--- START ---

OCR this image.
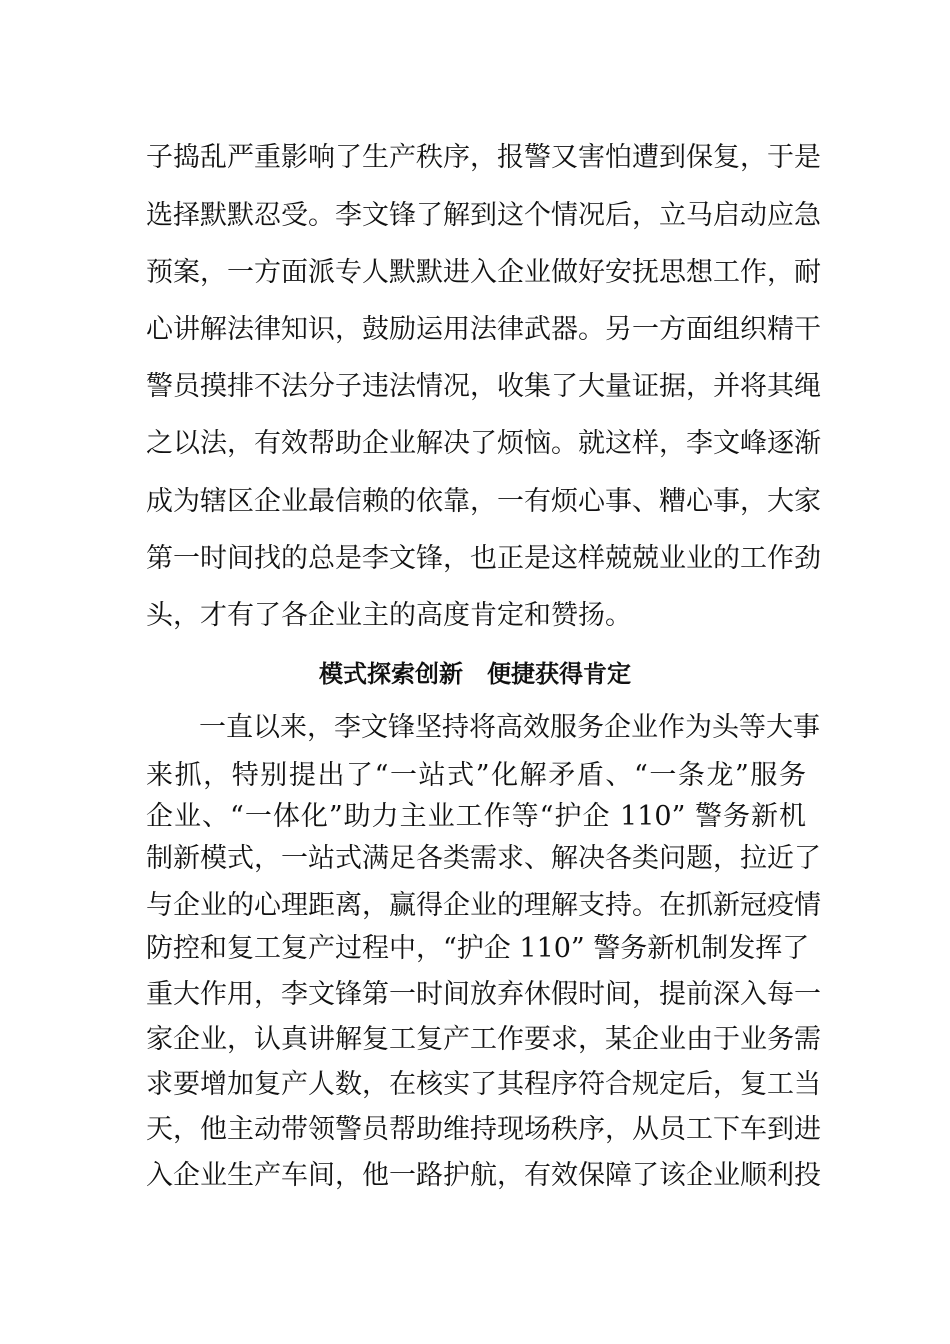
子捣乱严重影响了生产秩序，报警又害怕遭到保复，于是
选择默默忍受。李文锋了解到这个情况后，立马启动应急
预案，一方面派专人默默进入企业做好安抚思想工作，耐
心讲解法律知识，鼓励运用法律武器。另一方面组织精干
警员摸排不法分子违法情况，收集了大量证据，并将其绳
之以法，有效帮助企业解决了烦恼。就这样，李文峰逐渐
成为辖区企业最信赖的依靠，一有烦心事、糟心事，大家
第一时间找的总是李文锋，也正是这样兢兢业业的工作劲
头，才有了各企业主的高度肯定和赞扬。
模式探索创新　便捷获得肯定
一直以来，李文锋坚持将高效服务企业作为头等大事
来抓，特别提出了“一站式”化解矛盾、“一条龙”服务
企业、“一体化”助力主业工作等“护企 110” 警务新机
制新模式，一站式满足各类需求、解决各类问题，拉近了
与企业的心理距离，赢得企业的理解支持。在抓新冠疫情
防控和复工复产过程中，“护企 110” 警务新机制发挥了
重大作用，李文锋第一时间放弃休假时间，提前深入每一
家企业，认真讲解复工复产工作要求，某企业由于业务需
求要增加复产人数，在核实了其程序符合规定后，复工当
天，他主动带领警员帮助维持现场秩序，从员工下车到进
入企业生产车间，他一路护航，有效保障了该企业顺利投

--- END ---

[TASK REQUIREMENTS]:
Set every line down exactly as written, leaving each picture out.

[FINAL RESULT]:
OCR this image.
子捣乱严重影响了生产秩序，报警又害怕遭到保复，于是
选择默默忍受。李文锋了解到这个情况后，立马启动应急
预案，一方面派专人默默进入企业做好安抚思想工作，耐
心讲解法律知识，鼓励运用法律武器。另一方面组织精干
警员摸排不法分子违法情况，收集了大量证据，并将其绳
之以法，有效帮助企业解决了烦恼。就这样，李文峰逐渐
成为辖区企业最信赖的依靠，一有烦心事、糟心事，大家
第一时间找的总是李文锋，也正是这样兢兢业业的工作劲
头，才有了各企业主的高度肯定和赞扬。
模式探索创新　便捷获得肯定
一直以来，李文锋坚持将高效服务企业作为头等大事
来抓，特别提出了“一站式”化解矛盾、“一条龙”服务
企业、“一体化”助力主业工作等“护企 110” 警务新机
制新模式，一站式满足各类需求、解决各类问题，拉近了
与企业的心理距离，赢得企业的理解支持。在抓新冠疫情
防控和复工复产过程中，“护企 110” 警务新机制发挥了
重大作用，李文锋第一时间放弃休假时间，提前深入每一
家企业，认真讲解复工复产工作要求，某企业由于业务需
求要增加复产人数，在核实了其程序符合规定后，复工当
天，他主动带领警员帮助维持现场秩序，从员工下车到进
入企业生产车间，他一路护航，有效保障了该企业顺利投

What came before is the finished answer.